§ **Exercise objective**
Each line below should be reproduced without any alteration.
## begin Input
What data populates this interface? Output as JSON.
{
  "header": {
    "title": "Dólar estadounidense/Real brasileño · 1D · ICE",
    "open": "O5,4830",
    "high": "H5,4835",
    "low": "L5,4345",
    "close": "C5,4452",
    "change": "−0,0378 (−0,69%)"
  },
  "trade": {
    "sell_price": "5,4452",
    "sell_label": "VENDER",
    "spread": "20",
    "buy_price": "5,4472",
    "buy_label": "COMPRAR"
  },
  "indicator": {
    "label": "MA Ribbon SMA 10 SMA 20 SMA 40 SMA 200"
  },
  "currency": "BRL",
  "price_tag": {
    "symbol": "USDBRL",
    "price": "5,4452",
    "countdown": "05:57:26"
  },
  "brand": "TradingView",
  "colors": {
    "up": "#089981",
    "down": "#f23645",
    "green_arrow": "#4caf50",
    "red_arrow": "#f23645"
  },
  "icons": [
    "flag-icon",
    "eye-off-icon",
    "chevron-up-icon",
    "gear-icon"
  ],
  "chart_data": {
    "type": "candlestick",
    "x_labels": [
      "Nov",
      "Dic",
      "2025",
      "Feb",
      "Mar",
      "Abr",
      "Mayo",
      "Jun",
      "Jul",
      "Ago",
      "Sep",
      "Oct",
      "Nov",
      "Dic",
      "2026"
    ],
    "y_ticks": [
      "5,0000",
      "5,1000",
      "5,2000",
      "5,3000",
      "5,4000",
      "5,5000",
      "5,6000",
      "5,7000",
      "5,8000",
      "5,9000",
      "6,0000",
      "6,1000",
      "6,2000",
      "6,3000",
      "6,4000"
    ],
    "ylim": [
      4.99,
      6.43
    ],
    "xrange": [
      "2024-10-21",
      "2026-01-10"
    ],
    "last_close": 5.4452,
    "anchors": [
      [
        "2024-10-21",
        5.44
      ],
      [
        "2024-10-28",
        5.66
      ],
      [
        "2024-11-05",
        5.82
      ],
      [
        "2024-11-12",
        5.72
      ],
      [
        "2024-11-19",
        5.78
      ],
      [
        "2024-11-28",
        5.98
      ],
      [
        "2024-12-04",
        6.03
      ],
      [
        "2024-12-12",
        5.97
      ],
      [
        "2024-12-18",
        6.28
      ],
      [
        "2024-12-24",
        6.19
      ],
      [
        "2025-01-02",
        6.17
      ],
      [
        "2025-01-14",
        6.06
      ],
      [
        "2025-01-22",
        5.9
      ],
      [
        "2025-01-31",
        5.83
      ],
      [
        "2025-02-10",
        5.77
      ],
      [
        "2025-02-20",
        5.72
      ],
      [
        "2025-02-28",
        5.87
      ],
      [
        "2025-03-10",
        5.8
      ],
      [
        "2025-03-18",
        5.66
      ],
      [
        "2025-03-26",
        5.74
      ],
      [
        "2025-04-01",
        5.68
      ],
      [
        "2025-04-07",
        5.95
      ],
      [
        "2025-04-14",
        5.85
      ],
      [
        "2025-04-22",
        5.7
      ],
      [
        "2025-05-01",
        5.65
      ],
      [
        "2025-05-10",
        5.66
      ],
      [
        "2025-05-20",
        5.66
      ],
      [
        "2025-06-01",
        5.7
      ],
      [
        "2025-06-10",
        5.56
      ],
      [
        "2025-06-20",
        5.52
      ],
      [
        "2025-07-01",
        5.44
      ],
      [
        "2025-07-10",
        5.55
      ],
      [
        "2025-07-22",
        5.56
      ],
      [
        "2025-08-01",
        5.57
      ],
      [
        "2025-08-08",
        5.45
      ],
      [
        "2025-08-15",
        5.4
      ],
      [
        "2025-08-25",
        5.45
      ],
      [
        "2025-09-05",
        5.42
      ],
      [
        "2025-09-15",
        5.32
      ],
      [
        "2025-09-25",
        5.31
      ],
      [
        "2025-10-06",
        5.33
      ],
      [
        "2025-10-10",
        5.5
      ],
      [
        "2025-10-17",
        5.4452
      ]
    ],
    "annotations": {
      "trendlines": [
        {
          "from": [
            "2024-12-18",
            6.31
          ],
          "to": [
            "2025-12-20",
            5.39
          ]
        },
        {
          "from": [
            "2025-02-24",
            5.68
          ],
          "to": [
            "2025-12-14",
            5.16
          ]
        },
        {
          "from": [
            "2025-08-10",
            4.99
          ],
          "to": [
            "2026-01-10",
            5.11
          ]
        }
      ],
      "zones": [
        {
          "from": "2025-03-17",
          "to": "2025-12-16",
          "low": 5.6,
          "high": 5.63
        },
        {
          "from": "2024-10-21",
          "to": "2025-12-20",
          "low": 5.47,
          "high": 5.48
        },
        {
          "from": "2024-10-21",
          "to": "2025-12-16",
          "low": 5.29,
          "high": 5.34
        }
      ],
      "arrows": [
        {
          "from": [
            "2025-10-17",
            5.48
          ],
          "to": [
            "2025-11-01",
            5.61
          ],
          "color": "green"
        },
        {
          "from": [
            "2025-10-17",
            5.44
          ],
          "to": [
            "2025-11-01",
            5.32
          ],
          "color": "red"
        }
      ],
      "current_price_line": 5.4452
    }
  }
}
## end Input
§ **Response to the task**
What data populates this interface? Output as JSON.
{
  "header": {
    "title": "Dólar estadounidense/Real brasileño · 1D · ICE",
    "open": "O5,4830",
    "high": "H5,4835",
    "low": "L5,4345",
    "close": "C5,4452",
    "change": "−0,0378 (−0,69%)"
  },
  "trade": {
    "sell_price": "5,4452",
    "sell_label": "VENDER",
    "spread": "20",
    "buy_price": "5,4472",
    "buy_label": "COMPRAR"
  },
  "indicator": {
    "label": "MA Ribbon SMA 10 SMA 20 SMA 40 SMA 200"
  },
  "currency": "BRL",
  "price_tag": {
    "symbol": "USDBRL",
    "price": "5,4452",
    "countdown": "05:57:26"
  },
  "brand": "TradingView",
  "colors": {
    "up": "#089981",
    "down": "#f23645",
    "green_arrow": "#4caf50",
    "red_arrow": "#f23645"
  },
  "icons": [
    "flag-icon",
    "eye-off-icon",
    "chevron-up-icon",
    "gear-icon"
  ],
  "chart_data": {
    "type": "candlestick",
    "x_labels": [
      "Nov",
      "Dic",
      "2025",
      "Feb",
      "Mar",
      "Abr",
      "Mayo",
      "Jun",
      "Jul",
      "Ago",
      "Sep",
      "Oct",
      "Nov",
      "Dic",
      "2026"
    ],
    "y_ticks": [
      "5,0000",
      "5,1000",
      "5,2000",
      "5,3000",
      "5,4000",
      "5,5000",
      "5,6000",
      "5,7000",
      "5,8000",
      "5,9000",
      "6,0000",
      "6,1000",
      "6,2000",
      "6,3000",
      "6,4000"
    ],
    "ylim": [
      4.99,
      6.43
    ],
    "xrange": [
      "2024-10-21",
      "2026-01-10"
    ],
    "last_close": 5.4452,
    "anchors": [
      [
        "2024-10-21",
        5.44
      ],
      [
        "2024-10-28",
        5.66
      ],
      [
        "2024-11-05",
        5.82
      ],
      [
        "2024-11-12",
        5.72
      ],
      [
        "2024-11-19",
        5.78
      ],
      [
        "2024-11-28",
        5.98
      ],
      [
        "2024-12-04",
        6.03
      ],
      [
        "2024-12-12",
        5.97
      ],
      [
        "2024-12-18",
        6.28
      ],
      [
        "2024-12-24",
        6.19
      ],
      [
        "2025-01-02",
        6.17
      ],
      [
        "2025-01-14",
        6.06
      ],
      [
        "2025-01-22",
        5.9
      ],
      [
        "2025-01-31",
        5.83
      ],
      [
        "2025-02-10",
        5.77
      ],
      [
        "2025-02-20",
        5.72
      ],
      [
        "2025-02-28",
        5.87
      ],
      [
        "2025-03-10",
        5.8
      ],
      [
        "2025-03-18",
        5.66
      ],
      [
        "2025-03-26",
        5.74
      ],
      [
        "2025-04-01",
        5.68
      ],
      [
        "2025-04-07",
        5.95
      ],
      [
        "2025-04-14",
        5.85
      ],
      [
        "2025-04-22",
        5.7
      ],
      [
        "2025-05-01",
        5.65
      ],
      [
        "2025-05-10",
        5.66
      ],
      [
        "2025-05-20",
        5.66
      ],
      [
        "2025-06-01",
        5.7
      ],
      [
        "2025-06-10",
        5.56
      ],
      [
        "2025-06-20",
        5.52
      ],
      [
        "2025-07-01",
        5.44
      ],
      [
        "2025-07-10",
        5.55
      ],
      [
        "2025-07-22",
        5.56
      ],
      [
        "2025-08-01",
        5.57
      ],
      [
        "2025-08-08",
        5.45
      ],
      [
        "2025-08-15",
        5.4
      ],
      [
        "2025-08-25",
        5.45
      ],
      [
        "2025-09-05",
        5.42
      ],
      [
        "2025-09-15",
        5.32
      ],
      [
        "2025-09-25",
        5.31
      ],
      [
        "2025-10-06",
        5.33
      ],
      [
        "2025-10-10",
        5.5
      ],
      [
        "2025-10-17",
        5.4452
      ]
    ],
    "annotations": {
      "trendlines": [
        {
          "from": [
            "2024-12-18",
            6.31
          ],
          "to": [
            "2025-12-20",
            5.39
          ]
        },
        {
          "from": [
            "2025-02-24",
            5.68
          ],
          "to": [
            "2025-12-14",
            5.16
          ]
        },
        {
          "from": [
            "2025-08-10",
            4.99
          ],
          "to": [
            "2026-01-10",
            5.11
          ]
        }
      ],
      "zones": [
        {
          "from": "2025-03-17",
          "to": "2025-12-16",
          "low": 5.6,
          "high": 5.63
        },
        {
          "from": "2024-10-21",
          "to": "2025-12-20",
          "low": 5.47,
          "high": 5.48
        },
        {
          "from": "2024-10-21",
          "to": "2025-12-16",
          "low": 5.29,
          "high": 5.34
        }
      ],
      "arrows": [
        {
          "from": [
            "2025-10-17",
            5.48
          ],
          "to": [
            "2025-11-01",
            5.61
          ],
          "color": "green"
        },
        {
          "from": [
            "2025-10-17",
            5.44
          ],
          "to": [
            "2025-11-01",
            5.32
          ],
          "color": "red"
        }
      ],
      "current_price_line": 5.4452
    }
  }
}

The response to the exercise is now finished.